Exercise:
The entries below are to be repeated exactly as they stand.

[Rows from a dataset]

__________________________________________________

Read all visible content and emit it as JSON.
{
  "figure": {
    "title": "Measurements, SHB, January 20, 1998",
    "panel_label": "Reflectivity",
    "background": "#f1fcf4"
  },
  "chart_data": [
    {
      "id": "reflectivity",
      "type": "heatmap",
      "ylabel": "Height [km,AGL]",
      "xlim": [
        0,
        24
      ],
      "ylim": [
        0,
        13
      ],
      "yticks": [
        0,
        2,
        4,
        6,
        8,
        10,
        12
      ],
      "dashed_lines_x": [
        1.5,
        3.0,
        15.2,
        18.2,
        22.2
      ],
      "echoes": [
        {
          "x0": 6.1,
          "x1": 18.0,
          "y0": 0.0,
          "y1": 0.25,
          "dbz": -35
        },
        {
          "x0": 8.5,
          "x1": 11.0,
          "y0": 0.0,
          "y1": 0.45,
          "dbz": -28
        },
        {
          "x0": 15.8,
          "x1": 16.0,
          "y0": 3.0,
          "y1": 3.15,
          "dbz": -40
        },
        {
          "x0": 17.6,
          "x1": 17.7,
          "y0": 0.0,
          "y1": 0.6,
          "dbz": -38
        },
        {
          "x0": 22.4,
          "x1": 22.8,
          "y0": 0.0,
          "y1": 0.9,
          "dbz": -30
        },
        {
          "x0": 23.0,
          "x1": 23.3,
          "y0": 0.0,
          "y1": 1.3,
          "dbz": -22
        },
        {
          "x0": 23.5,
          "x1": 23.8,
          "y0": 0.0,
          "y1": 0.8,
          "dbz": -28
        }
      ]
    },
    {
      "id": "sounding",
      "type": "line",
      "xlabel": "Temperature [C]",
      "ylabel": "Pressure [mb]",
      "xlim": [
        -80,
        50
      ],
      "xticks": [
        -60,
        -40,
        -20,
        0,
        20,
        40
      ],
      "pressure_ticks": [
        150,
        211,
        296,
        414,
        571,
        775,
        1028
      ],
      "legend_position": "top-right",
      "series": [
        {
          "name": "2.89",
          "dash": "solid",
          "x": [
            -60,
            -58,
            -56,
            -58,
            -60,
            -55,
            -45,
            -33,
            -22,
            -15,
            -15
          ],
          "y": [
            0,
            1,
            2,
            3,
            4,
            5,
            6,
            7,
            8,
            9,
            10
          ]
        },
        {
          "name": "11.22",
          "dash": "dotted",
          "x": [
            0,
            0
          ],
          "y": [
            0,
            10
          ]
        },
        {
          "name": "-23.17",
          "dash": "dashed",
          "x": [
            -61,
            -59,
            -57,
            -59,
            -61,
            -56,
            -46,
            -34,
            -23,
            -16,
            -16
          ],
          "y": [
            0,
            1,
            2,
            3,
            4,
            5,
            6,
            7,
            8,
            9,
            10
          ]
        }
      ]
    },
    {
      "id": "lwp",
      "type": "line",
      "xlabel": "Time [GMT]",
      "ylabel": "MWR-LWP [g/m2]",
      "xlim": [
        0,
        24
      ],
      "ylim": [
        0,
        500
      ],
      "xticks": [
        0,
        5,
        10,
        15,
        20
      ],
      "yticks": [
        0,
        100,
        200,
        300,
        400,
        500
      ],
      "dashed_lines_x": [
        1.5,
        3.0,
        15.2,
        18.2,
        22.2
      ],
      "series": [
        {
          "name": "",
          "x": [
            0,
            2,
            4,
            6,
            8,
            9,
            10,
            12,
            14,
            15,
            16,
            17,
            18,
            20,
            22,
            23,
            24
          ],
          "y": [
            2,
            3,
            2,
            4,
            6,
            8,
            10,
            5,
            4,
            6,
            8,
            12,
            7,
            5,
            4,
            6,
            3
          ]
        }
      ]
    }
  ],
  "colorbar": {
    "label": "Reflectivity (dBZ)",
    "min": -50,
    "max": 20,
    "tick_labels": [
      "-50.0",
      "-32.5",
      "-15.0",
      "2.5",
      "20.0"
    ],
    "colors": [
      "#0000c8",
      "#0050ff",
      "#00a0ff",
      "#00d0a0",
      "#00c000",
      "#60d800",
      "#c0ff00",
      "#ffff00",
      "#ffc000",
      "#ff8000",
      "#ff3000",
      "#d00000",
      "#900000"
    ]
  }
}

__________________________________________________

Answer for this exercise:
Read all visible content and emit it as JSON.
{
  "figure": {
    "title": "Measurements, SHB, January 20, 1998",
    "panel_label": "Reflectivity",
    "background": "#f1fcf4"
  },
  "chart_data": [
    {
      "id": "reflectivity",
      "type": "heatmap",
      "ylabel": "Height [km,AGL]",
      "xlim": [
        0,
        24
      ],
      "ylim": [
        0,
        13
      ],
      "yticks": [
        0,
        2,
        4,
        6,
        8,
        10,
        12
      ],
      "dashed_lines_x": [
        1.5,
        3.0,
        15.2,
        18.2,
        22.2
      ],
      "echoes": [
        {
          "x0": 6.1,
          "x1": 18.0,
          "y0": 0.0,
          "y1": 0.25,
          "dbz": -35
        },
        {
          "x0": 8.5,
          "x1": 11.0,
          "y0": 0.0,
          "y1": 0.45,
          "dbz": -28
        },
        {
          "x0": 15.8,
          "x1": 16.0,
          "y0": 3.0,
          "y1": 3.15,
          "dbz": -40
        },
        {
          "x0": 17.6,
          "x1": 17.7,
          "y0": 0.0,
          "y1": 0.6,
          "dbz": -38
        },
        {
          "x0": 22.4,
          "x1": 22.8,
          "y0": 0.0,
          "y1": 0.9,
          "dbz": -30
        },
        {
          "x0": 23.0,
          "x1": 23.3,
          "y0": 0.0,
          "y1": 1.3,
          "dbz": -22
        },
        {
          "x0": 23.5,
          "x1": 23.8,
          "y0": 0.0,
          "y1": 0.8,
          "dbz": -28
        }
      ]
    },
    {
      "id": "sounding",
      "type": "line",
      "xlabel": "Temperature [C]",
      "ylabel": "Pressure [mb]",
      "xlim": [
        -80,
        50
      ],
      "xticks": [
        -60,
        -40,
        -20,
        0,
        20,
        40
      ],
      "pressure_ticks": [
        150,
        211,
        296,
        414,
        571,
        775,
        1028
      ],
      "legend_position": "top-right",
      "series": [
        {
          "name": "2.89",
          "dash": "solid",
          "x": [
            -60,
            -58,
            -56,
            -58,
            -60,
            -55,
            -45,
            -33,
            -22,
            -15,
            -15
          ],
          "y": [
            0,
            1,
            2,
            3,
            4,
            5,
            6,
            7,
            8,
            9,
            10
          ]
        },
        {
          "name": "11.22",
          "dash": "dotted",
          "x": [
            0,
            0
          ],
          "y": [
            0,
            10
          ]
        },
        {
          "name": "-23.17",
          "dash": "dashed",
          "x": [
            -61,
            -59,
            -57,
            -59,
            -61,
            -56,
            -46,
            -34,
            -23,
            -16,
            -16
          ],
          "y": [
            0,
            1,
            2,
            3,
            4,
            5,
            6,
            7,
            8,
            9,
            10
          ]
        }
      ]
    },
    {
      "id": "lwp",
      "type": "line",
      "xlabel": "Time [GMT]",
      "ylabel": "MWR-LWP [g/m2]",
      "xlim": [
        0,
        24
      ],
      "ylim": [
        0,
        500
      ],
      "xticks": [
        0,
        5,
        10,
        15,
        20
      ],
      "yticks": [
        0,
        100,
        200,
        300,
        400,
        500
      ],
      "dashed_lines_x": [
        1.5,
        3.0,
        15.2,
        18.2,
        22.2
      ],
      "series": [
        {
          "name": "",
          "x": [
            0,
            2,
            4,
            6,
            8,
            9,
            10,
            12,
            14,
            15,
            16,
            17,
            18,
            20,
            22,
            23,
            24
          ],
          "y": [
            2,
            3,
            2,
            4,
            6,
            8,
            10,
            5,
            4,
            6,
            8,
            12,
            7,
            5,
            4,
            6,
            3
          ]
        }
      ]
    }
  ],
  "colorbar": {
    "label": "Reflectivity (dBZ)",
    "min": -50,
    "max": 20,
    "tick_labels": [
      "-50.0",
      "-32.5",
      "-15.0",
      "2.5",
      "20.0"
    ],
    "colors": [
      "#0000c8",
      "#0050ff",
      "#00a0ff",
      "#00d0a0",
      "#00c000",
      "#60d800",
      "#c0ff00",
      "#ffff00",
      "#ffc000",
      "#ff8000",
      "#ff3000",
      "#d00000",
      "#900000"
    ]
  }
}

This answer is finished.